What is required – Gather every line below where "velmi" appears.

=-=-=

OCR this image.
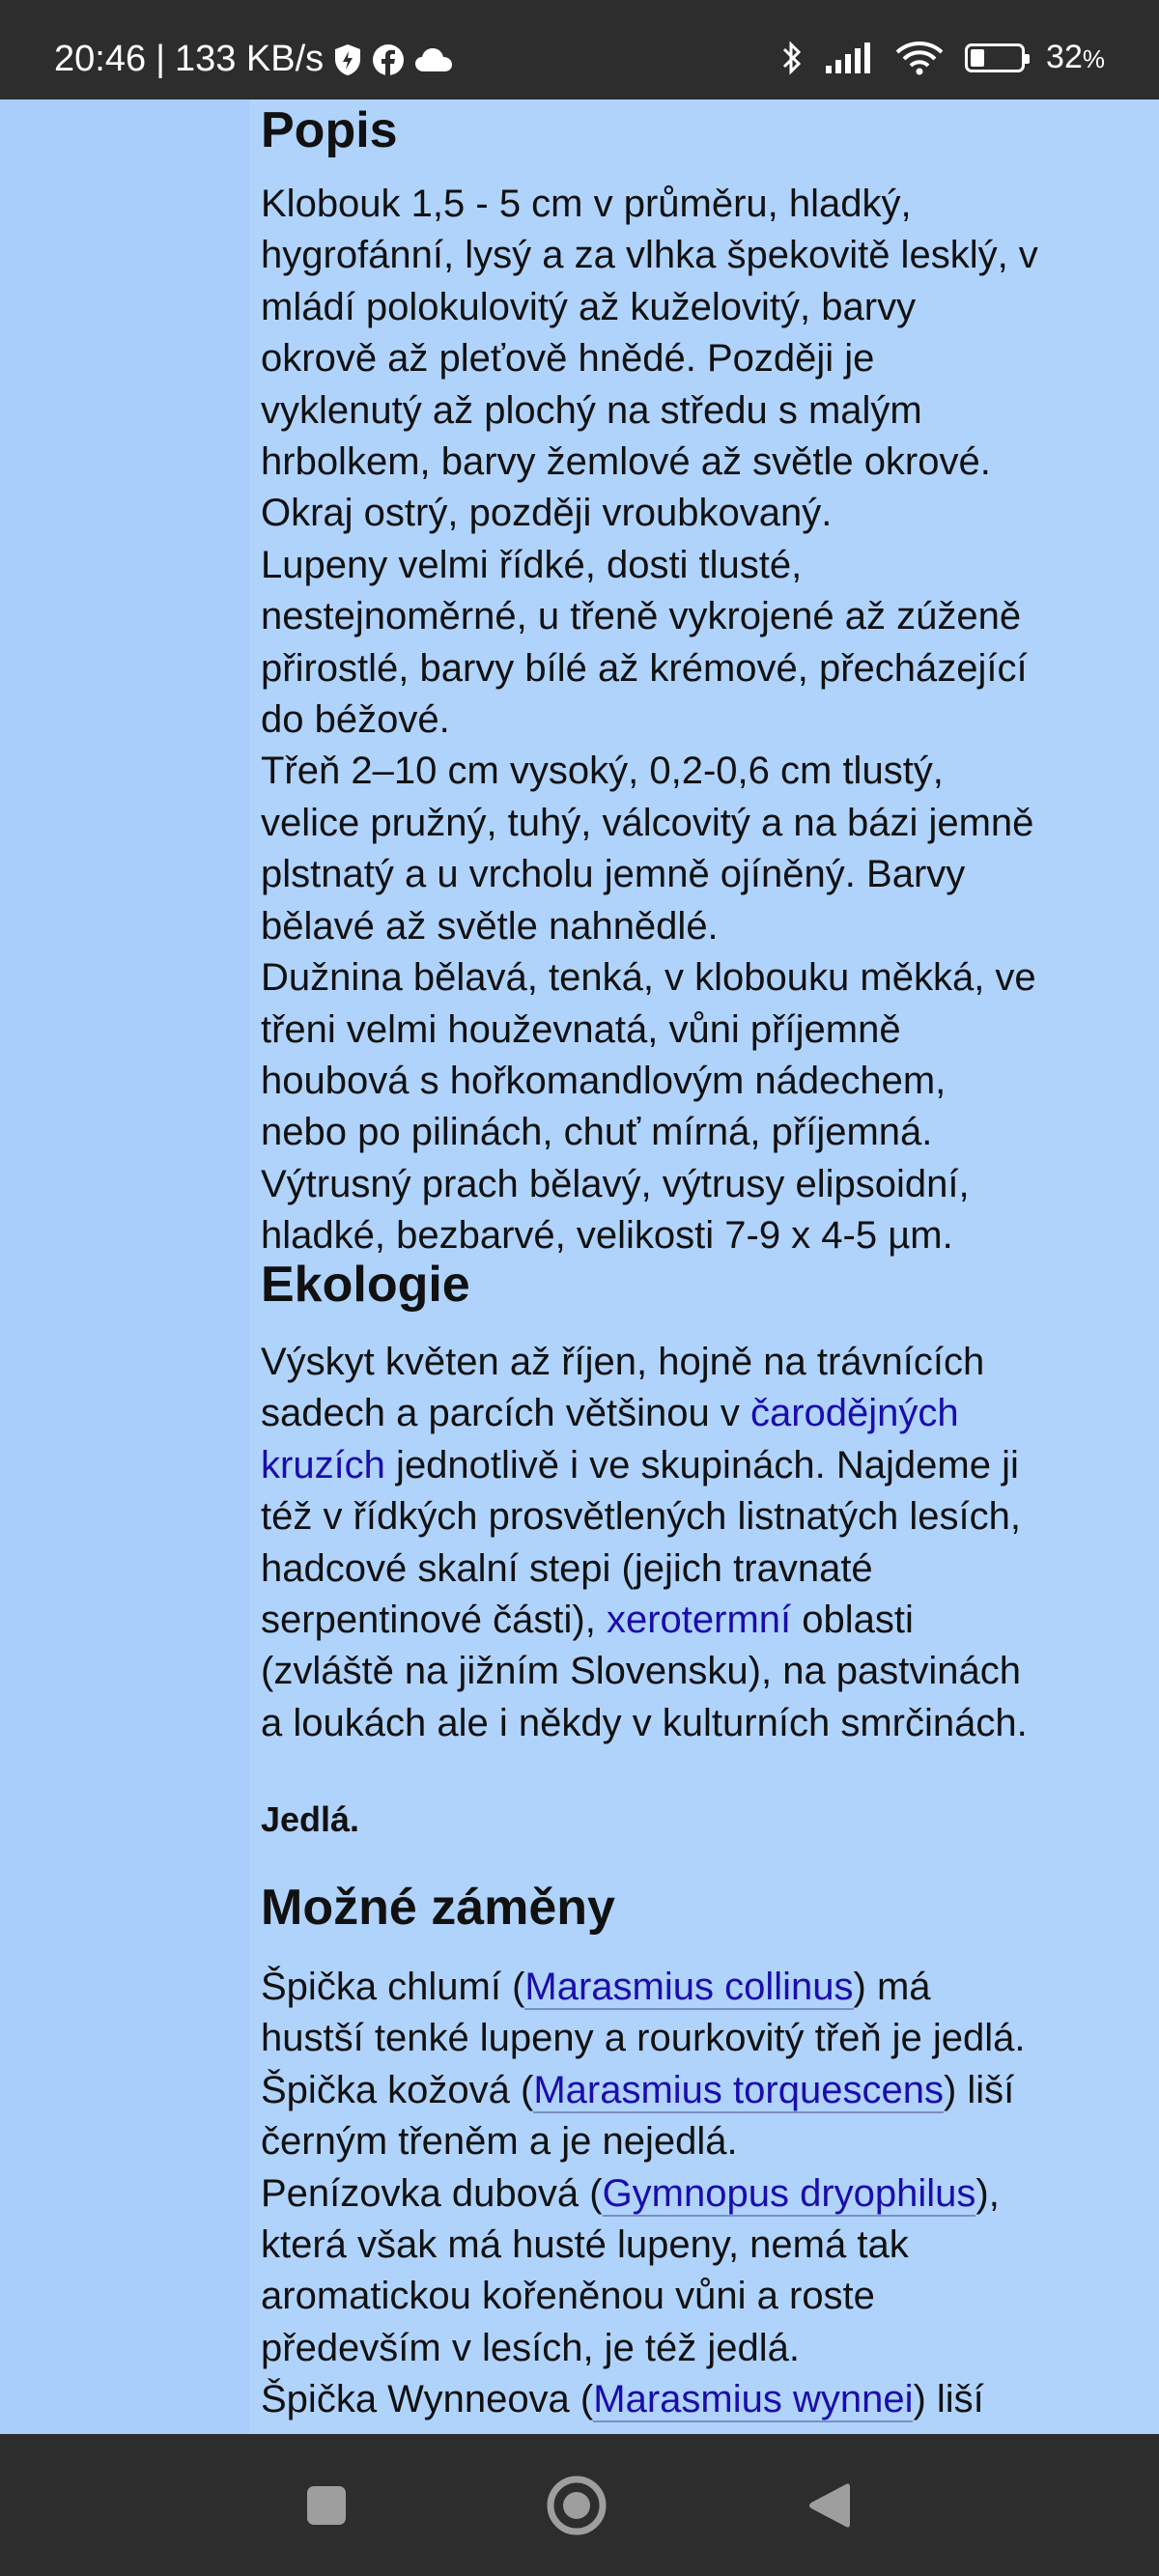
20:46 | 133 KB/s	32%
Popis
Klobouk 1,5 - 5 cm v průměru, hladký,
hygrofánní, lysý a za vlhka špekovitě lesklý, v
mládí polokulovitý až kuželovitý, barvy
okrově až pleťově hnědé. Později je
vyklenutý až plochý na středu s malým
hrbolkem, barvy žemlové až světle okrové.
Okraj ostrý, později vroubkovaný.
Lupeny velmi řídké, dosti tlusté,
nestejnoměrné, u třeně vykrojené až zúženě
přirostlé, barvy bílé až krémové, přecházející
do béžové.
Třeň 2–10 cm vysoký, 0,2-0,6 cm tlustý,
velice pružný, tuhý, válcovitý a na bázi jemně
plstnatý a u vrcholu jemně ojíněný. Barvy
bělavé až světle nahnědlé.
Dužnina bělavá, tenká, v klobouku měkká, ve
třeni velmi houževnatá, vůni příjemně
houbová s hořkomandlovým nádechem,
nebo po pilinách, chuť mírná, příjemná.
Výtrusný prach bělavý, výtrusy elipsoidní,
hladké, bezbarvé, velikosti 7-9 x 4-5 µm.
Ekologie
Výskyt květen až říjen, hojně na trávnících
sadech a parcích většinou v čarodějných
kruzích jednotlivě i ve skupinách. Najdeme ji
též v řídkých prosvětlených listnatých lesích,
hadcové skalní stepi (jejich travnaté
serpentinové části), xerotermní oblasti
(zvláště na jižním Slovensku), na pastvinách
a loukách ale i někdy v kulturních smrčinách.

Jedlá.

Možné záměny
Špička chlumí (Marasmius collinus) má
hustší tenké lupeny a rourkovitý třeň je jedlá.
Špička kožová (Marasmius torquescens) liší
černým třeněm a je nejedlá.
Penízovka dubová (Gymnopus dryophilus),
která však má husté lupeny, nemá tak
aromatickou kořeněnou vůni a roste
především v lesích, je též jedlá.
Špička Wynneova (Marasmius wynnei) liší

=-=-=

Task result –
Lupeny velmi řídké, dosti tlusté,
třeni velmi houževnatá, vůni příjemně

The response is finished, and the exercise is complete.